> Stated goal
Put the material from the line with "Annotate this image: element" up to and including the line with "x-tick-label: 7/4/20 bbox=[353, 330, 367, 365]" into a two-column CSV with the columns input and output. Give one row for each input, set its answer in output, quote each field, replace line breaks inside a field with spaces, and leave out the pictures.

> Given entries
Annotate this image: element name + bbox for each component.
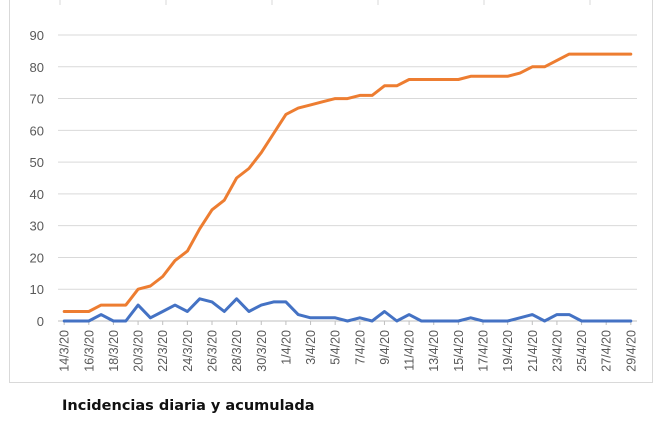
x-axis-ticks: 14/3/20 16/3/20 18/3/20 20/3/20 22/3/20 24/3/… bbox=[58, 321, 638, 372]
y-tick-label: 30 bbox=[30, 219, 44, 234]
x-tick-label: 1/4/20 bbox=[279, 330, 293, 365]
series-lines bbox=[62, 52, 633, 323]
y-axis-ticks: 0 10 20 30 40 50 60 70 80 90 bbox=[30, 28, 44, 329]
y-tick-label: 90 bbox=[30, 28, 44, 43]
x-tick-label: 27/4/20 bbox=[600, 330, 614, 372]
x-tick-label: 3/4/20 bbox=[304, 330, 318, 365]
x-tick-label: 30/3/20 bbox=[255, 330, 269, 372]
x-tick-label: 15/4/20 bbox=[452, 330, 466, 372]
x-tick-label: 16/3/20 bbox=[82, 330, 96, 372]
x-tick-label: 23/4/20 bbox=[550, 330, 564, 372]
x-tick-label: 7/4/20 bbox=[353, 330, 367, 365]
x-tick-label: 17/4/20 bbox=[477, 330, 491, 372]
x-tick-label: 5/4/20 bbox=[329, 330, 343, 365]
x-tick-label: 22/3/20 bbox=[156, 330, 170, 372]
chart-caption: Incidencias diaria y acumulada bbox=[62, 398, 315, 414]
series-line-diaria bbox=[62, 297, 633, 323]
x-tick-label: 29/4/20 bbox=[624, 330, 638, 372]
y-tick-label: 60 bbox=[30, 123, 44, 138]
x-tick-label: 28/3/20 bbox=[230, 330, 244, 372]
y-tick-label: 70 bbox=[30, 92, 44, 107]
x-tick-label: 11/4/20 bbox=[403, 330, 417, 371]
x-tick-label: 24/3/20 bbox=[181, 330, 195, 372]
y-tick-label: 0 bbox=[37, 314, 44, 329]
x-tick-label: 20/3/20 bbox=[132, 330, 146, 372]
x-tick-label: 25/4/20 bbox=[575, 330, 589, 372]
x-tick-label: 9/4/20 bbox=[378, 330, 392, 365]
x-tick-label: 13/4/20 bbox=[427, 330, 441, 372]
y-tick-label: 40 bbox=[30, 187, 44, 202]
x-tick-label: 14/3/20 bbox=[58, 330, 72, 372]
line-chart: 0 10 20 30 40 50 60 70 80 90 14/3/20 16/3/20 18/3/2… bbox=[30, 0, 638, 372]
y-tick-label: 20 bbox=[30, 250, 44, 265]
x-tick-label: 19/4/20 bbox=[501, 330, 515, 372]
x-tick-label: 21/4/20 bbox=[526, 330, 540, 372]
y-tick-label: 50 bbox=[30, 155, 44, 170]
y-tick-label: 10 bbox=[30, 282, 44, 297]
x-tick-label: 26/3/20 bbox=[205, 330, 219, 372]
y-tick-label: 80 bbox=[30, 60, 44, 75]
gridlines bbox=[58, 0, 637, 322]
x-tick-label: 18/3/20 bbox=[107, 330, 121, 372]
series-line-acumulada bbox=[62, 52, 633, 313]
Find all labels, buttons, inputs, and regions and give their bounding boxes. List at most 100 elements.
...
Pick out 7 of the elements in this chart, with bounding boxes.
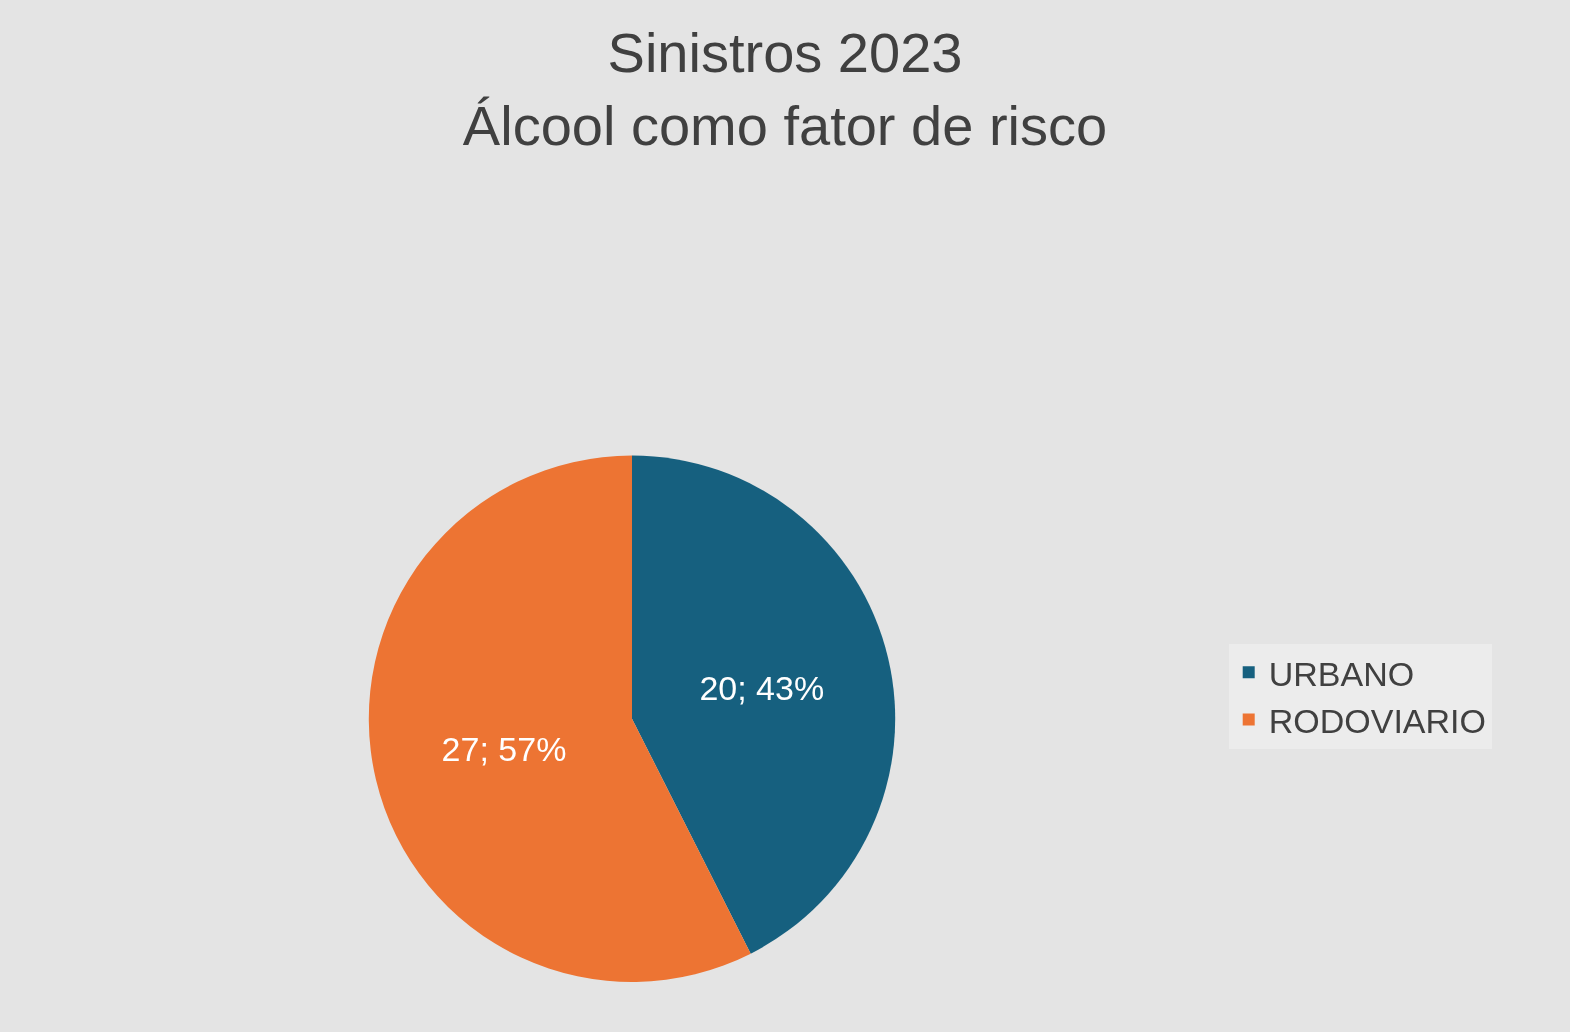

> Exercise output
input,output
"Annotate this image: element name + bbox for each component.","x-axis-ticks: 14/3/20 16/3/20 18/3/20 20/3/20 22/3/20 24/3/… bbox=[58, 321, 638, 372] y-tick-label: 30 bbox=[30, 219, 44, 234] x-tick-label: 1/4/20 bbox=[279, 330, 293, 365] series-lines bbox=[62, 52, 633, 323] y-axis-ticks: 0 10 20 30 40 50 60 70 80 90 bbox=[30, 28, 44, 329] y-tick-label: 90 bbox=[30, 28, 44, 43] x-tick-label: 27/4/20 bbox=[600, 330, 614, 372] x-tick-label: 3/4/20 bbox=[304, 330, 318, 365] x-tick-label: 30/3/20 bbox=[255, 330, 269, 372] x-tick-label: 15/4/20 bbox=[452, 330, 466, 372] x-tick-label: 16/3/20 bbox=[82, 330, 96, 372] x-tick-label: 23/4/20 bbox=[550, 330, 564, 372] x-tick-label: 7/4/20 bbox=[353, 330, 367, 365]"